## Your objective
Locate all lines in the data below that hold "emissions" and show them.

## Provided material
-------
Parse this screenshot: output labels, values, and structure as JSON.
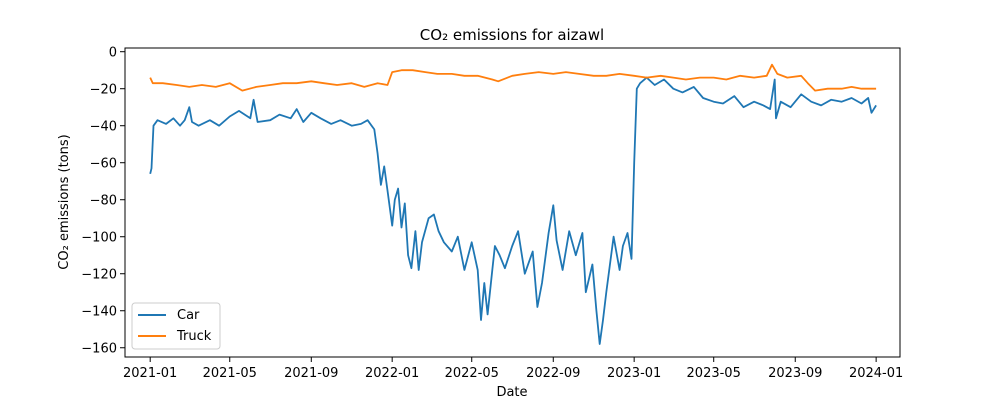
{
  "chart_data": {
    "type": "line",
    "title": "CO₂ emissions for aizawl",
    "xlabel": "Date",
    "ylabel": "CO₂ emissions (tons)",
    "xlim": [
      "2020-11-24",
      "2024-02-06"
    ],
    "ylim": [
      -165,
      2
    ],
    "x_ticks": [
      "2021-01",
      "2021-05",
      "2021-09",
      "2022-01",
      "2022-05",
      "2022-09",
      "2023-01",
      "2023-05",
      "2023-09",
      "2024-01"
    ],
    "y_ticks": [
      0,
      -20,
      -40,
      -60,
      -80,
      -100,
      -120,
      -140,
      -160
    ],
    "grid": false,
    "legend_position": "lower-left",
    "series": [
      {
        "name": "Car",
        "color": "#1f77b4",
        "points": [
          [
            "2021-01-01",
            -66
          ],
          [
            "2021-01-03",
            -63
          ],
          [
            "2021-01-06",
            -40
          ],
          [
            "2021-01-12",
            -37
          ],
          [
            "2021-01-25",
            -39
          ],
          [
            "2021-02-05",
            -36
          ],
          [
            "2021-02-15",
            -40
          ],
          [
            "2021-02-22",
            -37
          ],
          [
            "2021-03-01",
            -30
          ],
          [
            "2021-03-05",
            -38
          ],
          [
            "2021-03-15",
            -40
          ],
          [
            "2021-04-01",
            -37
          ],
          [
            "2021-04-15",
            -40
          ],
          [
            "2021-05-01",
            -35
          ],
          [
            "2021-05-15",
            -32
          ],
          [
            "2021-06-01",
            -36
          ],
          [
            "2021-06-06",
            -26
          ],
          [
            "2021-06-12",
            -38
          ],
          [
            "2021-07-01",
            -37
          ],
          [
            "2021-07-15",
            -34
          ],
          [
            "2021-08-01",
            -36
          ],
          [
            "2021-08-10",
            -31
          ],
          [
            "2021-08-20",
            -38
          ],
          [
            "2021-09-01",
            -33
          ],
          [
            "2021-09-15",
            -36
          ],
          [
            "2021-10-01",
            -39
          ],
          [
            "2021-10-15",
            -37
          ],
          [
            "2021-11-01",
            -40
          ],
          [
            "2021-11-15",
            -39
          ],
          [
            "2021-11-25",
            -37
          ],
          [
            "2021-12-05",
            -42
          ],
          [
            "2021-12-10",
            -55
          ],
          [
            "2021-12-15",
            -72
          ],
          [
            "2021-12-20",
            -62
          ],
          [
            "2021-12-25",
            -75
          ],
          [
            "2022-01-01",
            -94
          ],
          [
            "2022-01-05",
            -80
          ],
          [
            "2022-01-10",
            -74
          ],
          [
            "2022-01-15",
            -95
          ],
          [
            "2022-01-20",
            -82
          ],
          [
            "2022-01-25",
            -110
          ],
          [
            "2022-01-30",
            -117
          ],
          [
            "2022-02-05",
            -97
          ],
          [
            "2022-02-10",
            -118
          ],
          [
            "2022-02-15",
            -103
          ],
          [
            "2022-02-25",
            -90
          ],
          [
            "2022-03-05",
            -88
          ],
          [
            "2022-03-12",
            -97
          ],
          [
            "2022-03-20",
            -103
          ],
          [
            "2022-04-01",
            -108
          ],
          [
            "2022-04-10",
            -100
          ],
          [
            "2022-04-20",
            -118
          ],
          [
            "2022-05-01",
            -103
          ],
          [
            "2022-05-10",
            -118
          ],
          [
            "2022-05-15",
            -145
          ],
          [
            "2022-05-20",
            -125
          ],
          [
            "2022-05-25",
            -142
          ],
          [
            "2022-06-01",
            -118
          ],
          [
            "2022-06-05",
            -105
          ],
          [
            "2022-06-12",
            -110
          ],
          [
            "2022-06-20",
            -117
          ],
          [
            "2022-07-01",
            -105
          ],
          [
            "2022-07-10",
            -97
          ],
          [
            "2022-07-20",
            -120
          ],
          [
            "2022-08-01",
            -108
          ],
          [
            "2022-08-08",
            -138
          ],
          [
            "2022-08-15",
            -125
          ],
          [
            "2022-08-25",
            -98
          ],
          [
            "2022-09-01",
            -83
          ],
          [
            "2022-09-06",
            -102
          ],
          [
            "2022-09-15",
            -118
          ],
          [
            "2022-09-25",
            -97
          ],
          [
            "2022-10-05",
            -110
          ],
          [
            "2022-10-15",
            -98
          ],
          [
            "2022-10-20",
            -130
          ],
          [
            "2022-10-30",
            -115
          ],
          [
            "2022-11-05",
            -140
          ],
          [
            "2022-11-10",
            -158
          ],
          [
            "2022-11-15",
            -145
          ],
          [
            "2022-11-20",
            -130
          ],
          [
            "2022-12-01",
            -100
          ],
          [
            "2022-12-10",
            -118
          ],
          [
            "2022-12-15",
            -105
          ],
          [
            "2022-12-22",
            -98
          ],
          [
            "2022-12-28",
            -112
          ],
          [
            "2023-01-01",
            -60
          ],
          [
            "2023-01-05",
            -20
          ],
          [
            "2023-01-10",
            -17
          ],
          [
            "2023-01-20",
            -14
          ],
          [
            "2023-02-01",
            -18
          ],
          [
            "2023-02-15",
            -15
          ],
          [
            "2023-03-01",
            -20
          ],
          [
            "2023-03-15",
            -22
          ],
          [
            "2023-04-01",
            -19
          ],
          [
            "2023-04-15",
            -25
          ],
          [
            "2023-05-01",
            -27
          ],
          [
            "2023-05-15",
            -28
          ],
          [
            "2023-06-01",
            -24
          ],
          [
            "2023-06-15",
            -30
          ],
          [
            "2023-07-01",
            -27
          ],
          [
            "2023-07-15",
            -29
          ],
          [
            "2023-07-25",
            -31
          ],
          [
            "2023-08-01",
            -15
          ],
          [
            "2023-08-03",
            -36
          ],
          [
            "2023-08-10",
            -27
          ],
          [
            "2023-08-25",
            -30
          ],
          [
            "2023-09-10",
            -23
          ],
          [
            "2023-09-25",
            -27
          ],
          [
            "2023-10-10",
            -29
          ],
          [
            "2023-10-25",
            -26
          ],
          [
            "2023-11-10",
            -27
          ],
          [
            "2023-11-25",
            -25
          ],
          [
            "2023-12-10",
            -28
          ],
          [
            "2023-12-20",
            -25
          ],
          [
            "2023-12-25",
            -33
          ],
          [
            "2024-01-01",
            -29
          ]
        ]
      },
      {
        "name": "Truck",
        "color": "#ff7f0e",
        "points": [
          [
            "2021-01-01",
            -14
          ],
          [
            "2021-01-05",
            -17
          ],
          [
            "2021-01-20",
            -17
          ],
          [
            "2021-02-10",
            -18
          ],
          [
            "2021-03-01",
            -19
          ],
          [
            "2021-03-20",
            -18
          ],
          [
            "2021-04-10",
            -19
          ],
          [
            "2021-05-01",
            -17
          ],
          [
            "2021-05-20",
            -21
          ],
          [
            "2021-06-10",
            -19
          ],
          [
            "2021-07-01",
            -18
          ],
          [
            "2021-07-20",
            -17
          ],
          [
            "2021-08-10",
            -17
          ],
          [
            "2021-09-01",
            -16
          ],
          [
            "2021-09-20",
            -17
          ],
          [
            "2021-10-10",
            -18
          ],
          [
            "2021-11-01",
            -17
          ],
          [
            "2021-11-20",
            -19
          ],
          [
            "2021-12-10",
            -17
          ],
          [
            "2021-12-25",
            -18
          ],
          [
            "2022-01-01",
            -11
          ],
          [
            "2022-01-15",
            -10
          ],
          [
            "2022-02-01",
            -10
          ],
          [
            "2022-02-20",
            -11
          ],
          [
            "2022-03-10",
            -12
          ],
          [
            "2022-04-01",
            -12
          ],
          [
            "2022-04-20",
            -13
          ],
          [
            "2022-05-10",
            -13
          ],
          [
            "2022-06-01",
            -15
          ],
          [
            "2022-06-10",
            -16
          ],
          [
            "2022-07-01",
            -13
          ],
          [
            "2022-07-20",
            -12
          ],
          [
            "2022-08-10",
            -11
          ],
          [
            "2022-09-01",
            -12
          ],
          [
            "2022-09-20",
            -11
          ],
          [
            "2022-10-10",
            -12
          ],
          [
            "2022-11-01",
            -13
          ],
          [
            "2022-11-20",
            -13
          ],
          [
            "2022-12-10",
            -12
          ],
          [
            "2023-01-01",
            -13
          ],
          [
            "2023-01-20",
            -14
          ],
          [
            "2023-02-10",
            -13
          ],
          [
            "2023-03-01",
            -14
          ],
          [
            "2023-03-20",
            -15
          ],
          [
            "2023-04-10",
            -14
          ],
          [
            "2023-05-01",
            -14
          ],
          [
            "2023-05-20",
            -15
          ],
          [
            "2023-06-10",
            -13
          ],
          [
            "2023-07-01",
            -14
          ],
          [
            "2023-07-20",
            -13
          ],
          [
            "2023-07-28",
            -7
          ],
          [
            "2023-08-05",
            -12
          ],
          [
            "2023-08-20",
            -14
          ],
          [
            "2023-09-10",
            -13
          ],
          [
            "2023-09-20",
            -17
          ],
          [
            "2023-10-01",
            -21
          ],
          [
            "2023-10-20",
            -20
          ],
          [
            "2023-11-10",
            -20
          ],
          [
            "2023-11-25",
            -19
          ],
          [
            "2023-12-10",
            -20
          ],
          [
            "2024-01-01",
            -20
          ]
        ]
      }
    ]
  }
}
-------
## Solution to this problem
    "title": "CO₂ emissions for aizawl",
    "ylabel": "CO₂ emissions (tons)",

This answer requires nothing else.